Make an exact copy of all the entries, with the pictures left out.
--- START DATA ENTRIES ---
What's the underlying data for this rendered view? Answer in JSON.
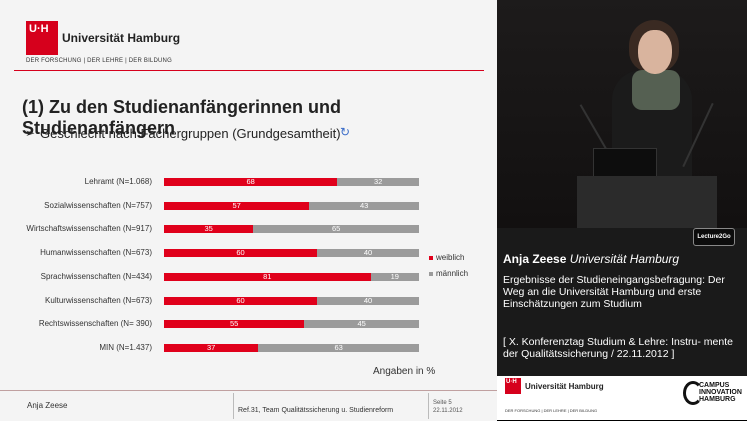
{
  "slide": {
    "logo_mark": "U·H",
    "university": "Universität Hamburg",
    "tagline": "DER FORSCHUNG | DER LEHRE | DER BILDUNG",
    "title": "(1) Zu den Studienanfängerinnen und Studienanfängern",
    "subtitle": "Geschlecht nach Fächergruppen (Grundgesamtheit)",
    "bullet": "➢",
    "refresh_icon": "↻",
    "units_note": "Angaben in %",
    "footer": {
      "author": "Anja Zeese",
      "reference": "Ref.31, Team Qualitätssicherung u. Studienreform",
      "page": "Seite 5",
      "date": "22.11.2012"
    }
  },
  "chart_data": {
    "type": "bar",
    "orientation": "horizontal",
    "stacked": true,
    "categories": [
      "Lehramt (N=1.068)",
      "Sozialwissenschaften (N=757)",
      "Wirtschaftswissenschaften (N=917)",
      "Humanwissenschaften (N=673)",
      "Sprachwissenschaften (N=434)",
      "Kulturwissenschaften (N=673)",
      "Rechtswissenschaften (N= 390)",
      "MIN (N=1.437)"
    ],
    "series": [
      {
        "name": "weiblich",
        "color": "#e0001b",
        "values": [
          68,
          57,
          35,
          60,
          81,
          60,
          55,
          37
        ]
      },
      {
        "name": "männlich",
        "color": "#9b9b9b",
        "values": [
          32,
          43,
          65,
          40,
          19,
          40,
          45,
          63
        ]
      }
    ],
    "xlim": [
      0,
      100
    ],
    "legend_position": "right"
  },
  "speaker": {
    "name": "Anja Zeese",
    "affiliation": "Universität Hamburg",
    "talk_title": "Ergebnisse der Studieneingangsbefragung: Der Weg an die Universität Hamburg und erste Einschätzungen zum Studium",
    "conference": "[ X. Konferenztag Studium & Lehre: Instru- mente der Qualitätssicherung / 22.11.2012 ]"
  },
  "badges": {
    "lecture2go": "Lecture2Go",
    "campus_logo": "CAMPUS INNOVATION HAMBURG"
  }
}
--- END DATA ENTRIES ---
» **EXERCISE RESULT**:
What's the underlying data for this rendered view? Answer in JSON.
{
  "slide": {
    "logo_mark": "U·H",
    "university": "Universität Hamburg",
    "tagline": "DER FORSCHUNG | DER LEHRE | DER BILDUNG",
    "title": "(1) Zu den Studienanfängerinnen und Studienanfängern",
    "subtitle": "Geschlecht nach Fächergruppen (Grundgesamtheit)",
    "bullet": "➢",
    "refresh_icon": "↻",
    "units_note": "Angaben in %",
    "footer": {
      "author": "Anja Zeese",
      "reference": "Ref.31, Team Qualitätssicherung u. Studienreform",
      "page": "Seite 5",
      "date": "22.11.2012"
    }
  },
  "chart_data": {
    "type": "bar",
    "orientation": "horizontal",
    "stacked": true,
    "categories": [
      "Lehramt (N=1.068)",
      "Sozialwissenschaften (N=757)",
      "Wirtschaftswissenschaften (N=917)",
      "Humanwissenschaften (N=673)",
      "Sprachwissenschaften (N=434)",
      "Kulturwissenschaften (N=673)",
      "Rechtswissenschaften (N= 390)",
      "MIN (N=1.437)"
    ],
    "series": [
      {
        "name": "weiblich",
        "color": "#e0001b",
        "values": [
          68,
          57,
          35,
          60,
          81,
          60,
          55,
          37
        ]
      },
      {
        "name": "männlich",
        "color": "#9b9b9b",
        "values": [
          32,
          43,
          65,
          40,
          19,
          40,
          45,
          63
        ]
      }
    ],
    "xlim": [
      0,
      100
    ],
    "legend_position": "right"
  },
  "speaker": {
    "name": "Anja Zeese",
    "affiliation": "Universität Hamburg",
    "talk_title": "Ergebnisse der Studieneingangsbefragung: Der Weg an die Universität Hamburg und erste Einschätzungen zum Studium",
    "conference": "[ X. Konferenztag Studium & Lehre: Instru- mente der Qualitätssicherung / 22.11.2012 ]"
  },
  "badges": {
    "lecture2go": "Lecture2Go",
    "campus_logo": "CAMPUS INNOVATION HAMBURG"
  }
}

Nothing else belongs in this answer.